- [DATASET]:
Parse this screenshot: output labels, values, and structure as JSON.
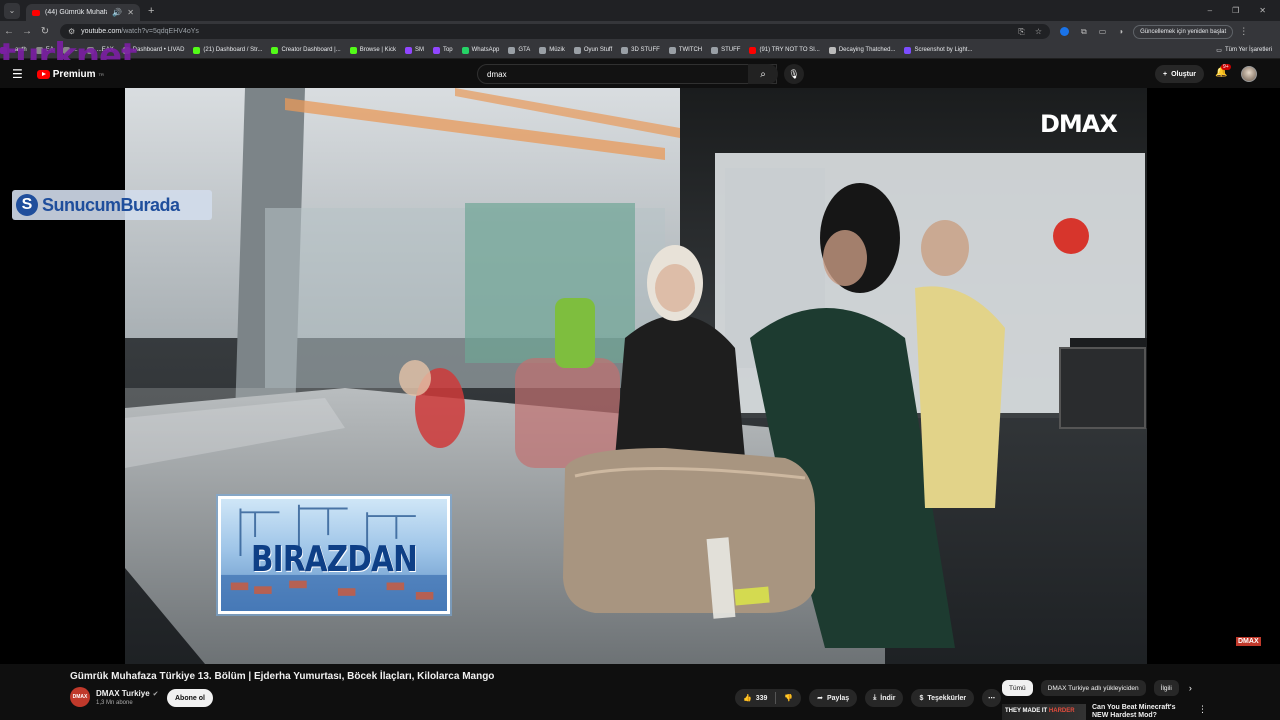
{
  "browser": {
    "tab": {
      "title": "(44) Gümrük Muhafaza Türk..."
    },
    "url": {
      "host": "youtube.com",
      "path": "/watch?v=5qdqEHV4oYs"
    },
    "update_label": "Güncellemek için yeniden başlat",
    "bookmarks": [
      {
        "label": "...auth",
        "color": "#7a1fa2"
      },
      {
        "label": "EA",
        "color": "#888888"
      },
      {
        "label": "...",
        "color": "#888888"
      },
      {
        "label": "...EAX",
        "color": "#888888"
      },
      {
        "label": "Dashboard • LIVAD",
        "color": "#9e9e9e"
      },
      {
        "label": "(21) Dashboard / Str...",
        "color": "#53fc18"
      },
      {
        "label": "Creator Dashboard |...",
        "color": "#53fc18"
      },
      {
        "label": "Browse | Kick",
        "color": "#53fc18"
      },
      {
        "label": "SM",
        "color": "#9146ff"
      },
      {
        "label": "Top",
        "color": "#9146ff"
      },
      {
        "label": "WhatsApp",
        "color": "#25d366"
      },
      {
        "label": "GTA",
        "color": "#9aa0a6"
      },
      {
        "label": "Müzik",
        "color": "#9aa0a6"
      },
      {
        "label": "Oyun Stuff",
        "color": "#9aa0a6"
      },
      {
        "label": "3D STUFF",
        "color": "#9aa0a6"
      },
      {
        "label": "TWITCH",
        "color": "#9aa0a6"
      },
      {
        "label": "STUFF",
        "color": "#9aa0a6"
      },
      {
        "label": "(91) TRY NOT TO SI...",
        "color": "#ff0000"
      },
      {
        "label": "Decaying Thatched...",
        "color": "#bbbbbb"
      },
      {
        "label": "Screenshot by Light...",
        "color": "#7c4dff"
      }
    ],
    "all_bookmarks": "Tüm Yer İşaretleri",
    "watermark": "turknet"
  },
  "youtube": {
    "logo": "Premium",
    "logo_sup": "TR",
    "search_value": "dmax",
    "create_label": "Oluştur",
    "notif_count": "9+",
    "video": {
      "overlay_left": {
        "s": "S",
        "part1": "Sunucum",
        "part2": "Burada"
      },
      "channel_logo": "DMAX",
      "promo_word": "BIRAZDAN",
      "small_logo": "DMAX"
    },
    "title": "Gümrük Muhafaza Türkiye 13. Bölüm | Ejderha Yumurtası, Böcek İlaçları, Kilolarca Mango",
    "channel": {
      "name": "DMAX Turkiye",
      "avatar_text": "DMAX",
      "subs": "1,3 Mn abone"
    },
    "subscribe": "Abone ol",
    "actions": {
      "likes": "339",
      "share": "Paylaş",
      "download": "İndir",
      "thanks": "Teşekkürler"
    },
    "chips": [
      "Tümü",
      "DMAX Turkiye adlı yükleyiciden",
      "İlgili"
    ],
    "rec": {
      "thumb_text_a": "THEY MADE IT ",
      "thumb_text_b": "HARDER",
      "title": "Can You Beat Minecraft's NEW Hardest Mod?"
    }
  }
}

- [SHORT EXERCISE]:
Take the listing and print it again exactly, but without any pictures.

- [EXERCISE RESULT]:
Parse this screenshot: output labels, values, and structure as JSON.
{
  "browser": {
    "tab": {
      "title": "(44) Gümrük Muhafaza Türk..."
    },
    "url": {
      "host": "youtube.com",
      "path": "/watch?v=5qdqEHV4oYs"
    },
    "update_label": "Güncellemek için yeniden başlat",
    "bookmarks": [
      {
        "label": "...auth",
        "color": "#7a1fa2"
      },
      {
        "label": "EA",
        "color": "#888888"
      },
      {
        "label": "...",
        "color": "#888888"
      },
      {
        "label": "...EAX",
        "color": "#888888"
      },
      {
        "label": "Dashboard • LIVAD",
        "color": "#9e9e9e"
      },
      {
        "label": "(21) Dashboard / Str...",
        "color": "#53fc18"
      },
      {
        "label": "Creator Dashboard |...",
        "color": "#53fc18"
      },
      {
        "label": "Browse | Kick",
        "color": "#53fc18"
      },
      {
        "label": "SM",
        "color": "#9146ff"
      },
      {
        "label": "Top",
        "color": "#9146ff"
      },
      {
        "label": "WhatsApp",
        "color": "#25d366"
      },
      {
        "label": "GTA",
        "color": "#9aa0a6"
      },
      {
        "label": "Müzik",
        "color": "#9aa0a6"
      },
      {
        "label": "Oyun Stuff",
        "color": "#9aa0a6"
      },
      {
        "label": "3D STUFF",
        "color": "#9aa0a6"
      },
      {
        "label": "TWITCH",
        "color": "#9aa0a6"
      },
      {
        "label": "STUFF",
        "color": "#9aa0a6"
      },
      {
        "label": "(91) TRY NOT TO SI...",
        "color": "#ff0000"
      },
      {
        "label": "Decaying Thatched...",
        "color": "#bbbbbb"
      },
      {
        "label": "Screenshot by Light...",
        "color": "#7c4dff"
      }
    ],
    "all_bookmarks": "Tüm Yer İşaretleri",
    "watermark": "turknet"
  },
  "youtube": {
    "logo": "Premium",
    "logo_sup": "TR",
    "search_value": "dmax",
    "create_label": "Oluştur",
    "notif_count": "9+",
    "video": {
      "overlay_left": {
        "s": "S",
        "part1": "Sunucum",
        "part2": "Burada"
      },
      "channel_logo": "DMAX",
      "promo_word": "BIRAZDAN",
      "small_logo": "DMAX"
    },
    "title": "Gümrük Muhafaza Türkiye 13. Bölüm | Ejderha Yumurtası, Böcek İlaçları, Kilolarca Mango",
    "channel": {
      "name": "DMAX Turkiye",
      "avatar_text": "DMAX",
      "subs": "1,3 Mn abone"
    },
    "subscribe": "Abone ol",
    "actions": {
      "likes": "339",
      "share": "Paylaş",
      "download": "İndir",
      "thanks": "Teşekkürler"
    },
    "chips": [
      "Tümü",
      "DMAX Turkiye adlı yükleyiciden",
      "İlgili"
    ],
    "rec": {
      "thumb_text_a": "THEY MADE IT ",
      "thumb_text_b": "HARDER",
      "title": "Can You Beat Minecraft's NEW Hardest Mod?"
    }
  }
}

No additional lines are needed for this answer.